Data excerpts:
··········

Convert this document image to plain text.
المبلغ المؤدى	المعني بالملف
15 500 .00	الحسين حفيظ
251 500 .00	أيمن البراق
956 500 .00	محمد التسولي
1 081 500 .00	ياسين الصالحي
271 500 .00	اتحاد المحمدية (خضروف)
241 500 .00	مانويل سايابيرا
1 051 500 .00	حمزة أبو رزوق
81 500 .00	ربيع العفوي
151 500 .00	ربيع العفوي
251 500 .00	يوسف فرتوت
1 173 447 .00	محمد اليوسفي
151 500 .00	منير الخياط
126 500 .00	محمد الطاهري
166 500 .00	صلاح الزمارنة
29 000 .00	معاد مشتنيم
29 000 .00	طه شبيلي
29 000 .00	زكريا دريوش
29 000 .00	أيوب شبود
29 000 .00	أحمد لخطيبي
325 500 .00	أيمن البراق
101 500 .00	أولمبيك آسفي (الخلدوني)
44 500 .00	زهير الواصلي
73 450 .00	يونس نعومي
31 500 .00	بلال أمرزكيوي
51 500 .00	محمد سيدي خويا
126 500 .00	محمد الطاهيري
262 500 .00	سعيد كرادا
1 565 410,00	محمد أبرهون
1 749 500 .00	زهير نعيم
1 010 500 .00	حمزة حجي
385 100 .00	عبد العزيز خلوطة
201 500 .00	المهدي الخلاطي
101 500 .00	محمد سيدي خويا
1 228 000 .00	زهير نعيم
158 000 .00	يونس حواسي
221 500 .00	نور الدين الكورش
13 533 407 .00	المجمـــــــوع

··········

• [WHAT YOU HAVE TO DO]: Every line of the data above should be reproduced word for word.

• [FINAL RESULT]:
Convert this document image to plain text.
المبلغ المؤدى	المعني بالملف
15 500 .00	الحسين حفيظ
251 500 .00	أيمن البراق
956 500 .00	محمد التسولي
1 081 500 .00	ياسين الصالحي
271 500 .00	اتحاد المحمدية (خضروف)
241 500 .00	مانويل سايابيرا
1 051 500 .00	حمزة أبو رزوق
81 500 .00	ربيع العفوي
151 500 .00	ربيع العفوي
251 500 .00	يوسف فرتوت
1 173 447 .00	محمد اليوسفي
151 500 .00	منير الخياط
126 500 .00	محمد الطاهري
166 500 .00	صلاح الزمارنة
29 000 .00	معاد مشتنيم
29 000 .00	طه شبيلي
29 000 .00	زكريا دريوش
29 000 .00	أيوب شبود
29 000 .00	أحمد لخطيبي
325 500 .00	أيمن البراق
101 500 .00	أولمبيك آسفي (الخلدوني)
44 500 .00	زهير الواصلي
73 450 .00	يونس نعومي
31 500 .00	بلال أمرزكيوي
51 500 .00	محمد سيدي خويا
126 500 .00	محمد الطاهيري
262 500 .00	سعيد كرادا
1 565 410,00	محمد أبرهون
1 749 500 .00	زهير نعيم
1 010 500 .00	حمزة حجي
385 100 .00	عبد العزيز خلوطة
201 500 .00	المهدي الخلاطي
101 500 .00	محمد سيدي خويا
1 228 000 .00	زهير نعيم
158 000 .00	يونس حواسي
221 500 .00	نور الدين الكورش
13 533 407 .00	المجمـــــــوع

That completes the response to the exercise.